▸ **Problem statement**
Collect all lines from the listing that include the string "Efesios".

[Stored items]
_ _ _ _

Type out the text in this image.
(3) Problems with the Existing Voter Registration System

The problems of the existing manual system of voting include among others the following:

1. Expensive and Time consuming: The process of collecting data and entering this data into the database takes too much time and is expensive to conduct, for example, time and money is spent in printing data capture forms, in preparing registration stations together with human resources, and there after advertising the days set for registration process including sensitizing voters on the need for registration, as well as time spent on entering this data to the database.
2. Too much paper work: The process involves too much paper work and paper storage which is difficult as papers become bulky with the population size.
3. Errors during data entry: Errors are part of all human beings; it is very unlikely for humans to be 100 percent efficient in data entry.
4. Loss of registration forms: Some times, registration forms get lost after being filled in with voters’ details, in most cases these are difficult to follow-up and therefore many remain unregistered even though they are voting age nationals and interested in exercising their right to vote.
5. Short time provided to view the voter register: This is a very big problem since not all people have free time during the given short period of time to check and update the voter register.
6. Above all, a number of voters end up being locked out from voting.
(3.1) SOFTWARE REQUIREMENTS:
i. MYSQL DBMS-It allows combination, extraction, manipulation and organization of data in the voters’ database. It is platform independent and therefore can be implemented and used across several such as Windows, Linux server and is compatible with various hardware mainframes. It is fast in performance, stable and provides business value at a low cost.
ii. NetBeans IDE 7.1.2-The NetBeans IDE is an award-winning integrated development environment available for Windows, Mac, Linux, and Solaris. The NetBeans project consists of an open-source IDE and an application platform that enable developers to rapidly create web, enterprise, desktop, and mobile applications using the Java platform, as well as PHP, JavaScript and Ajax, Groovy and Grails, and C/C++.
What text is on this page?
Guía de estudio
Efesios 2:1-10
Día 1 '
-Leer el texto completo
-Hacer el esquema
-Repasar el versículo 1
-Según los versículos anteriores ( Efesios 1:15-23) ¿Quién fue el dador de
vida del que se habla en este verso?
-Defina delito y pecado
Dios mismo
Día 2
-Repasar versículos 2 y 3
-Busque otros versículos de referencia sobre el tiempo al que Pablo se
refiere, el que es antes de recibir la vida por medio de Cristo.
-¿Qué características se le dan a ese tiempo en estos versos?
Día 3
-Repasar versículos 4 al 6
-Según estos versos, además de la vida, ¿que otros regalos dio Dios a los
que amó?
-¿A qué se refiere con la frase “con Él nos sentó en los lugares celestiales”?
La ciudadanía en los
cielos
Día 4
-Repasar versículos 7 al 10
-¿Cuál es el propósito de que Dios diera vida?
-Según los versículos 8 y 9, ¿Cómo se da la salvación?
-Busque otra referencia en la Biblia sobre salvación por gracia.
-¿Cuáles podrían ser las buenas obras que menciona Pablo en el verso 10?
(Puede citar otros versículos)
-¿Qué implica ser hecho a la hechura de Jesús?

_ _ _ _

▸ **Response to the task**
Efesios 2:1-10
-Según los versículos anteriores ( Efesios 1:15-23) ¿Quién fue el dador de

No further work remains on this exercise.